-- begin --
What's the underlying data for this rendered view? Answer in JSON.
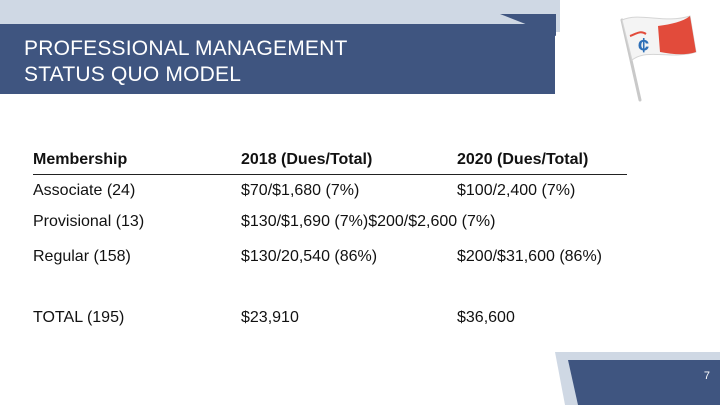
{
  "slide": {
    "title_line1": "PROFESSIONAL MANAGEMENT",
    "title_line2": "STATUS QUO MODEL",
    "page_number": "7",
    "logo_icon": "flag-logo-icon",
    "colors": {
      "primary": "#3f5580",
      "light": "#cfd8e4",
      "flag_red": "#e24b3b",
      "flag_blue": "#2d6fb7"
    }
  },
  "table": {
    "headers": [
      "Membership",
      "2018 (Dues/Total)",
      "2020 (Dues/Total)"
    ],
    "rows": [
      [
        "Associate (24)",
        "$70/$1,680 (7%)",
        "$100/2,400 (7%)"
      ],
      [
        "Provisional (13)",
        "$130/$1,690 (7%)$200/$2,600 (7%)",
        ""
      ],
      [
        "Regular (158)",
        "$130/20,540 (86%)",
        "$200/$31,600 (86%)"
      ],
      [
        "TOTAL (195)",
        "$23,910",
        "$36,600"
      ]
    ]
  }
}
-- end --
Direction
Transcribe every record above exactly as written, leaving out any pictures.

Result of the task
What's the underlying data for this rendered view? Answer in JSON.
{
  "slide": {
    "title_line1": "PROFESSIONAL MANAGEMENT",
    "title_line2": "STATUS QUO MODEL",
    "page_number": "7",
    "logo_icon": "flag-logo-icon",
    "colors": {
      "primary": "#3f5580",
      "light": "#cfd8e4",
      "flag_red": "#e24b3b",
      "flag_blue": "#2d6fb7"
    }
  },
  "table": {
    "headers": [
      "Membership",
      "2018 (Dues/Total)",
      "2020 (Dues/Total)"
    ],
    "rows": [
      [
        "Associate (24)",
        "$70/$1,680 (7%)",
        "$100/2,400 (7%)"
      ],
      [
        "Provisional (13)",
        "$130/$1,690 (7%)$200/$2,600 (7%)",
        ""
      ],
      [
        "Regular (158)",
        "$130/20,540 (86%)",
        "$200/$31,600 (86%)"
      ],
      [
        "TOTAL (195)",
        "$23,910",
        "$36,600"
      ]
    ]
  }
}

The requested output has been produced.